### [Rows]
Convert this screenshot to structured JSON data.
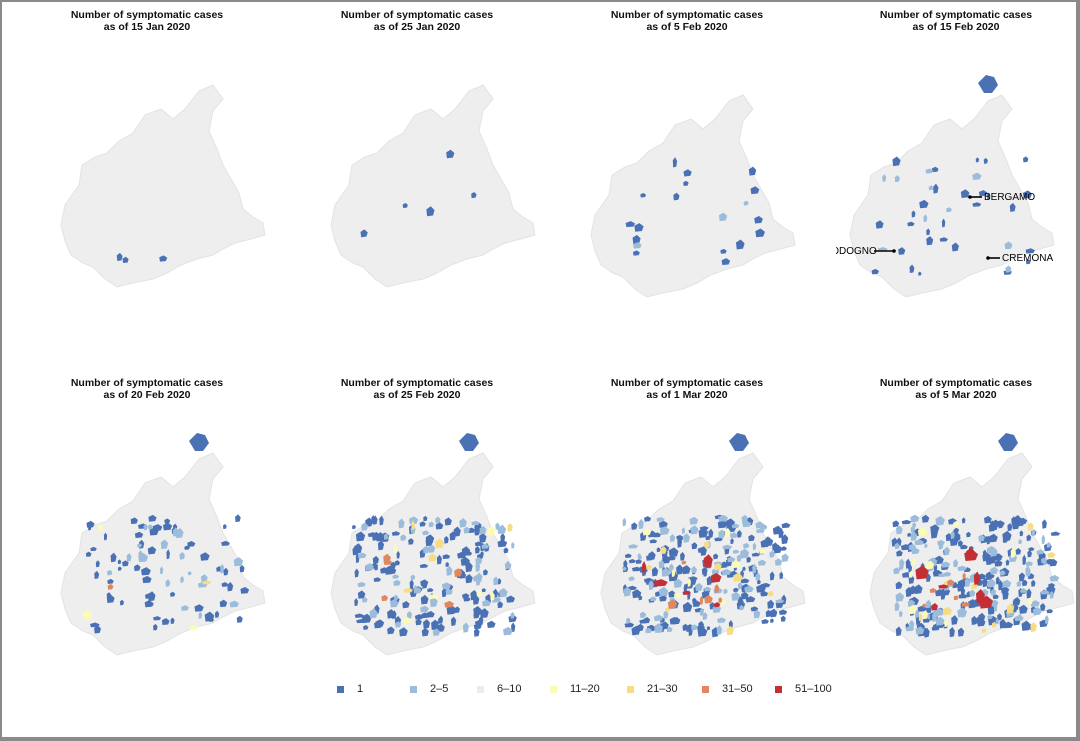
{
  "panel_title_line1": "Number of symptomatic cases",
  "panels": [
    {
      "date_line": "as of 15 Jan 2020",
      "cases": {
        "1": 3
      }
    },
    {
      "date_line": "as of 25 Jan 2020",
      "cases": {
        "1": 5
      }
    },
    {
      "date_line": "as of 5 Feb 2020",
      "cases": {
        "1": 16,
        "2-5": 3
      }
    },
    {
      "date_line": "as of 15 Feb 2020",
      "cases": {
        "1": 28,
        "2-5": 10
      },
      "annotations": [
        "BERGAMO",
        "CODOGNO",
        "CREMONA"
      ]
    },
    {
      "date_line": "as of 20 Feb 2020",
      "cases": {
        "1": 60,
        "2-5": 22,
        "11-20": 3,
        "21-30": 1,
        "31-50": 1
      }
    },
    {
      "date_line": "as of 25 Feb 2020",
      "cases": {
        "1": 130,
        "2-5": 55,
        "11-20": 6,
        "21-30": 5,
        "31-50": 5
      }
    },
    {
      "date_line": "as of 1 Mar 2020",
      "cases": {
        "1": 160,
        "2-5": 75,
        "11-20": 8,
        "21-30": 8,
        "31-50": 6,
        "51-100": 6
      }
    },
    {
      "date_line": "as of 5 Mar 2020",
      "cases": {
        "1": 175,
        "2-5": 85,
        "11-20": 10,
        "21-30": 10,
        "31-50": 6,
        "51-100": 8
      }
    }
  ],
  "legend": [
    {
      "label": "1",
      "color": "#4a71b4"
    },
    {
      "label": "2–5",
      "color": "#9bbcda"
    },
    {
      "label": "6–10",
      "color": "#ececf0"
    },
    {
      "label": "11–20",
      "color": "#fbfbb7"
    },
    {
      "label": "21–30",
      "color": "#f6dc83"
    },
    {
      "label": "31–50",
      "color": "#e1865e"
    },
    {
      "label": "51–100",
      "color": "#c32f34"
    }
  ],
  "base_region_color": "#eeeeef"
}
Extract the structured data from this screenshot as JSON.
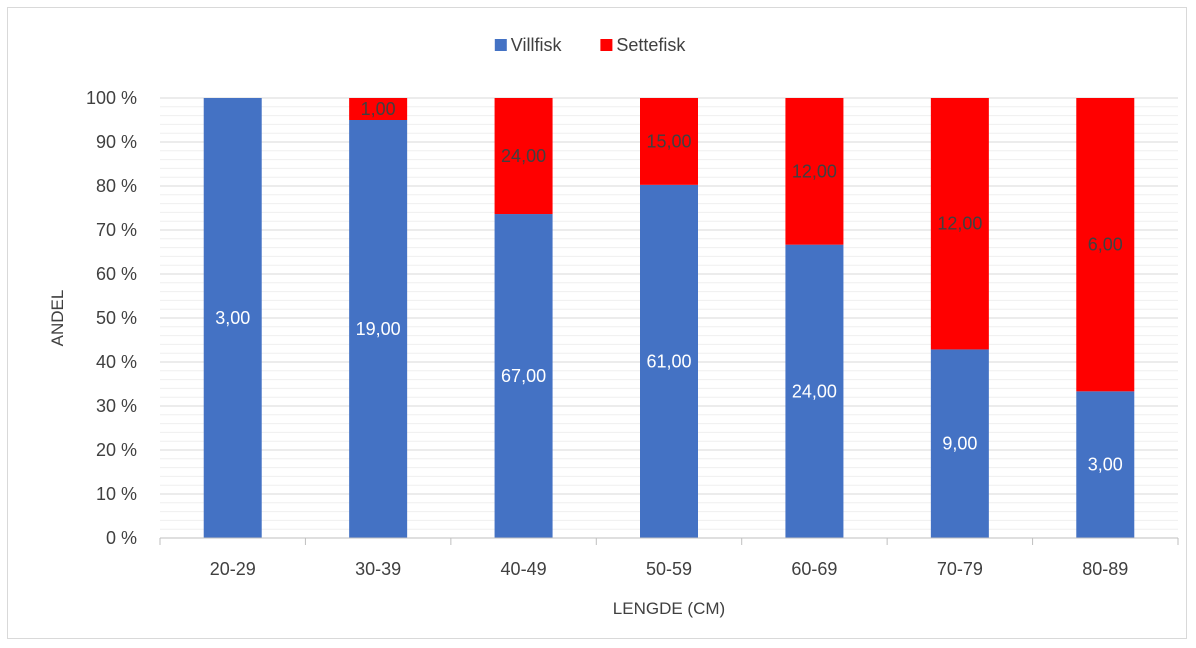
{
  "chart_data": {
    "type": "bar",
    "stacked": "percent",
    "categories": [
      "20-29",
      "30-39",
      "40-49",
      "50-59",
      "60-69",
      "70-79",
      "80-89"
    ],
    "series": [
      {
        "name": "Villfisk",
        "color": "#4472c4",
        "label_color": "#ffffff",
        "values": [
          3,
          19,
          67,
          61,
          24,
          9,
          3
        ],
        "labels": [
          "3,00",
          "19,00",
          "67,00",
          "61,00",
          "24,00",
          "9,00",
          "3,00"
        ]
      },
      {
        "name": "Settefisk",
        "color": "#ff0000",
        "label_color": "#404040",
        "values": [
          0,
          1,
          24,
          15,
          12,
          12,
          6
        ],
        "labels": [
          "",
          "1,00",
          "24,00",
          "15,00",
          "12,00",
          "12,00",
          "6,00"
        ]
      }
    ],
    "y_ticks": [
      "0 %",
      "10 %",
      "20 %",
      "30 %",
      "40 %",
      "50 %",
      "60 %",
      "70 %",
      "80 %",
      "90 %",
      "100 %"
    ],
    "ylim": [
      0,
      100
    ],
    "xlabel": "LENGDE (CM)",
    "ylabel": "ANDEL",
    "legend_position": "top",
    "grid": true
  }
}
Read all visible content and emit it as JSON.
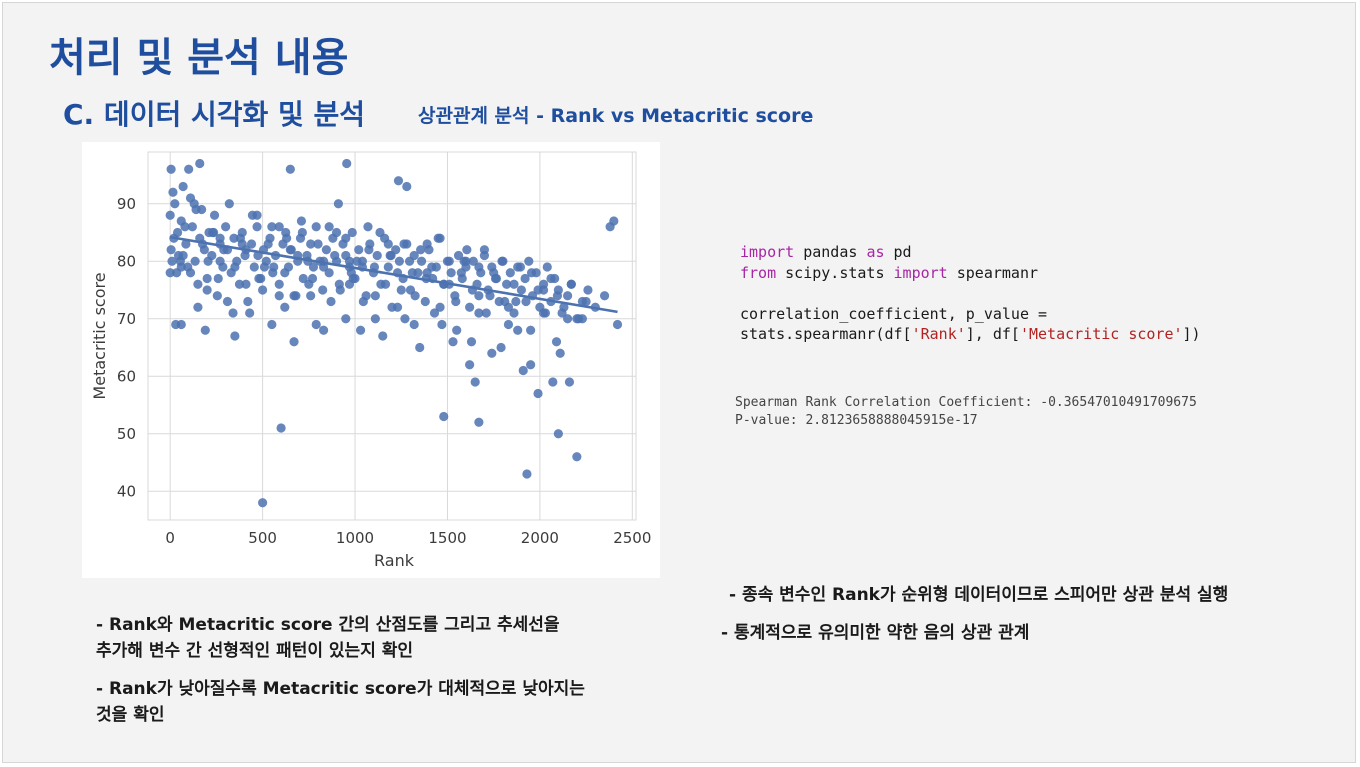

### [Description of the task]
Print each entry shown above with exact wording and no pictures.

### [Task response]
Convert this screenshot to structured JSON data.
{
  "panel_title_line1": "Number of symptomatic cases",
  "panels": [
    {
      "date_line": "as of 15 Jan 2020",
      "cases": {
        "1": 3
      }
    },
    {
      "date_line": "as of 25 Jan 2020",
      "cases": {
        "1": 5
      }
    },
    {
      "date_line": "as of 5 Feb 2020",
      "cases": {
        "1": 16,
        "2-5": 3
      }
    },
    {
      "date_line": "as of 15 Feb 2020",
      "cases": {
        "1": 28,
        "2-5": 10
      },
      "annotations": [
        "BERGAMO",
        "CODOGNO",
        "CREMONA"
      ]
    },
    {
      "date_line": "as of 20 Feb 2020",
      "cases": {
        "1": 60,
        "2-5": 22,
        "11-20": 3,
        "21-30": 1,
        "31-50": 1
      }
    },
    {
      "date_line": "as of 25 Feb 2020",
      "cases": {
        "1": 130,
        "2-5": 55,
        "11-20": 6,
        "21-30": 5,
        "31-50": 5
      }
    },
    {
      "date_line": "as of 1 Mar 2020",
      "cases": {
        "1": 160,
        "2-5": 75,
        "11-20": 8,
        "21-30": 8,
        "31-50": 6,
        "51-100": 6
      }
    },
    {
      "date_line": "as of 5 Mar 2020",
      "cases": {
        "1": 175,
        "2-5": 85,
        "11-20": 10,
        "21-30": 10,
        "31-50": 6,
        "51-100": 8
      }
    }
  ],
  "legend": [
    {
      "label": "1",
      "color": "#4a71b4"
    },
    {
      "label": "2–5",
      "color": "#9bbcda"
    },
    {
      "label": "6–10",
      "color": "#ececf0"
    },
    {
      "label": "11–20",
      "color": "#fbfbb7"
    },
    {
      "label": "21–30",
      "color": "#f6dc83"
    },
    {
      "label": "31–50",
      "color": "#e1865e"
    },
    {
      "label": "51–100",
      "color": "#c32f34"
    }
  ],
  "base_region_color": "#eeeeef"
}
Extract the structured data from this screenshot as JSON.
{
  "chart_data": {
    "type": "bar",
    "stacked": "percent",
    "categories": [
      "20-29",
      "30-39",
      "40-49",
      "50-59",
      "60-69",
      "70-79",
      "80-89"
    ],
    "series": [
      {
        "name": "Villfisk",
        "color": "#4472c4",
        "label_color": "#ffffff",
        "values": [
          3,
          19,
          67,
          61,
          24,
          9,
          3
        ],
        "labels": [
          "3,00",
          "19,00",
          "67,00",
          "61,00",
          "24,00",
          "9,00",
          "3,00"
        ]
      },
      {
        "name": "Settefisk",
        "color": "#ff0000",
        "label_color": "#404040",
        "values": [
          0,
          1,
          24,
          15,
          12,
          12,
          6
        ],
        "labels": [
          "",
          "1,00",
          "24,00",
          "15,00",
          "12,00",
          "12,00",
          "6,00"
        ]
      }
    ],
    "y_ticks": [
      "0 %",
      "10 %",
      "20 %",
      "30 %",
      "40 %",
      "50 %",
      "60 %",
      "70 %",
      "80 %",
      "90 %",
      "100 %"
    ],
    "ylim": [
      0,
      100
    ],
    "xlabel": "LENGDE (CM)",
    "ylabel": "ANDEL",
    "legend_position": "top",
    "grid": true
  }
}
Read all visible content and emit it as JSON.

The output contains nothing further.